• [TASK TO CARRY OUT]: Everything from the line containing "What's the underlying" down to the last line of the entries below must be transcribed exactly, and nothing else.

• [RECORDS FOR THE EXERCISE]:
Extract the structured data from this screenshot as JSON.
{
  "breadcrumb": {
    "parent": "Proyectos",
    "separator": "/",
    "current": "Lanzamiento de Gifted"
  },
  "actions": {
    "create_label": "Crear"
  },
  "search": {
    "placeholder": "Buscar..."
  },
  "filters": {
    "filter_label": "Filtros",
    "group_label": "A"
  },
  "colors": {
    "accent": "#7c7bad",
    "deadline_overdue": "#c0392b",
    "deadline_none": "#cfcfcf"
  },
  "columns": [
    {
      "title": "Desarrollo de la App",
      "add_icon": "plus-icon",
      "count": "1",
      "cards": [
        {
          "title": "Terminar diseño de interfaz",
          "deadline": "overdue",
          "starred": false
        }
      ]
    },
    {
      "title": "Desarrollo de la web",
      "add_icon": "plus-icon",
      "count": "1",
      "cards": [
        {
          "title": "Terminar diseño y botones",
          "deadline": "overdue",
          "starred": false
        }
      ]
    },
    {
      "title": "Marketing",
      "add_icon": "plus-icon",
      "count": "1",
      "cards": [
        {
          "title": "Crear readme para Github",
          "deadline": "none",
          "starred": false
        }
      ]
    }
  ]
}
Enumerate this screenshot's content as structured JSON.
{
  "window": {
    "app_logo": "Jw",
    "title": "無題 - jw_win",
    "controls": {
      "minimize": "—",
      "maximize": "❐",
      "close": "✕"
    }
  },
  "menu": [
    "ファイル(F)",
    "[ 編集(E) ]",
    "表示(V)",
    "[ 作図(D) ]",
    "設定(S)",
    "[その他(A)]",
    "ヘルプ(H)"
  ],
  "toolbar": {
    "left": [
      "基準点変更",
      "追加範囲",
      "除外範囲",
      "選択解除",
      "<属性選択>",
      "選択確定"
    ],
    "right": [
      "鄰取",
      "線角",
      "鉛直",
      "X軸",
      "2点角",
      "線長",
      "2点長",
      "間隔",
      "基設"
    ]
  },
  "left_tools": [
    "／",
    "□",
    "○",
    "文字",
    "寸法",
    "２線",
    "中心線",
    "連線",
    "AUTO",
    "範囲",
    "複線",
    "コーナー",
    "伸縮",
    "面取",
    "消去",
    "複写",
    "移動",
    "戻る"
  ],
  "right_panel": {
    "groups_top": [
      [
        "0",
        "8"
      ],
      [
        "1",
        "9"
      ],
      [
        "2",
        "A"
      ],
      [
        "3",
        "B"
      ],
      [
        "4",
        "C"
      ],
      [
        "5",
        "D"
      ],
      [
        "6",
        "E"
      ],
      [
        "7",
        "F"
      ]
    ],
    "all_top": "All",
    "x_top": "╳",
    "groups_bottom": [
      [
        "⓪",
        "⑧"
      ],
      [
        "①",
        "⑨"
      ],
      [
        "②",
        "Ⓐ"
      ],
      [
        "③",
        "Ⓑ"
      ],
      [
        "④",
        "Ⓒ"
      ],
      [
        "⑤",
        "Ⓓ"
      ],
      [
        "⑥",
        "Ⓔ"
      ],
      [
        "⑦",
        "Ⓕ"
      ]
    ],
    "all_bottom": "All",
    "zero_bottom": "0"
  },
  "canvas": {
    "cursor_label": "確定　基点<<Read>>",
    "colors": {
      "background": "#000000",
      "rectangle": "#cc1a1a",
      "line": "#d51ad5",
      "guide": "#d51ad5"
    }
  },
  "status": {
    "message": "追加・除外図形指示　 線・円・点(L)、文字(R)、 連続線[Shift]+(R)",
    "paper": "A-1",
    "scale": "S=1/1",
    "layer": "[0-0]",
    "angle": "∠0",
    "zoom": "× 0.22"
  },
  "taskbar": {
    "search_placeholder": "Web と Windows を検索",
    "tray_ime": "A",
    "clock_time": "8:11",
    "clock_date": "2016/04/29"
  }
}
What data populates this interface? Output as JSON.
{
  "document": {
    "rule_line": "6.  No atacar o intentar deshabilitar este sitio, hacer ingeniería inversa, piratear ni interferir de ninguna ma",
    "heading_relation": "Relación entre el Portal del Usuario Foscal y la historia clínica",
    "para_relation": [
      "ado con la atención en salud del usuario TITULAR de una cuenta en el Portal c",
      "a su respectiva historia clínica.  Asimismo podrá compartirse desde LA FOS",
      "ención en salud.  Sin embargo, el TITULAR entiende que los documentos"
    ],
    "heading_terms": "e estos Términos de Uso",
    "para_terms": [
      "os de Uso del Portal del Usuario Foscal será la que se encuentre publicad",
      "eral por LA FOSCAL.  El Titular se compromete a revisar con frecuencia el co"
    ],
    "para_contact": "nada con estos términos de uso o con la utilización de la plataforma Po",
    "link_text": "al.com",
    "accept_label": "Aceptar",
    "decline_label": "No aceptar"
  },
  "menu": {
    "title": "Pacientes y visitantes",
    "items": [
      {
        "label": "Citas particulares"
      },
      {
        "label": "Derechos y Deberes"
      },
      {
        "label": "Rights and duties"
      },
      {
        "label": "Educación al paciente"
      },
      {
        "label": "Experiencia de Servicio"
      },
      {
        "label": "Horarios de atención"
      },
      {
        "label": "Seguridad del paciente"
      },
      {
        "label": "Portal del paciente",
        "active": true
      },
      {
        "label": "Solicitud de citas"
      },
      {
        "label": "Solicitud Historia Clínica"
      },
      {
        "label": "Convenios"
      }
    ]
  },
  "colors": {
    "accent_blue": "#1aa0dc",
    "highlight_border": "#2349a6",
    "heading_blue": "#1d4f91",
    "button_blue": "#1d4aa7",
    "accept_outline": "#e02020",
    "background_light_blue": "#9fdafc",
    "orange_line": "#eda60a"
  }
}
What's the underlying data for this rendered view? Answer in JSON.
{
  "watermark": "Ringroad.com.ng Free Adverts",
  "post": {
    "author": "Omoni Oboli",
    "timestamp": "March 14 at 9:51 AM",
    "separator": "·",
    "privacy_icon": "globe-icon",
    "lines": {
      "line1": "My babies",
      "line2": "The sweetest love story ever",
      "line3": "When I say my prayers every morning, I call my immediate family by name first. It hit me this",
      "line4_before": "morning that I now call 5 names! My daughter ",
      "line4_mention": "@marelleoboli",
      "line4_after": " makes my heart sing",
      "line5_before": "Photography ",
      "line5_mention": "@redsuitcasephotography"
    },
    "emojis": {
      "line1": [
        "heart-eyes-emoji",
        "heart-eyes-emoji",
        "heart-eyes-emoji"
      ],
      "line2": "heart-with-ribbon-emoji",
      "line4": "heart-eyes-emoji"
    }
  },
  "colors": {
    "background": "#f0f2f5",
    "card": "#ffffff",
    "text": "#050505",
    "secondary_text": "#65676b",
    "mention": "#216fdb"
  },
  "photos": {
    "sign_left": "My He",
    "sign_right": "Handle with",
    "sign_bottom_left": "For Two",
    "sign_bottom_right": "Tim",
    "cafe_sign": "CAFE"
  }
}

• [EXPECTED OUTPUT]:
What's the underlying data for this rendered view? Answer in JSON.
{
  "watermark": "Ringroad.com.ng Free Adverts",
  "post": {
    "author": "Omoni Oboli",
    "timestamp": "March 14 at 9:51 AM",
    "separator": "·",
    "privacy_icon": "globe-icon",
    "lines": {
      "line1": "My babies",
      "line2": "The sweetest love story ever",
      "line3": "When I say my prayers every morning, I call my immediate family by name first. It hit me this",
      "line4_before": "morning that I now call 5 names! My daughter ",
      "line4_mention": "@marelleoboli",
      "line4_after": " makes my heart sing",
      "line5_before": "Photography ",
      "line5_mention": "@redsuitcasephotography"
    },
    "emojis": {
      "line1": [
        "heart-eyes-emoji",
        "heart-eyes-emoji",
        "heart-eyes-emoji"
      ],
      "line2": "heart-with-ribbon-emoji",
      "line4": "heart-eyes-emoji"
    }
  },
  "colors": {
    "background": "#f0f2f5",
    "card": "#ffffff",
    "text": "#050505",
    "secondary_text": "#65676b",
    "mention": "#216fdb"
  },
  "photos": {
    "sign_left": "My He",
    "sign_right": "Handle with",
    "sign_bottom_left": "For Two",
    "sign_bottom_right": "Tim",
    "cafe_sign": "CAFE"
  }
}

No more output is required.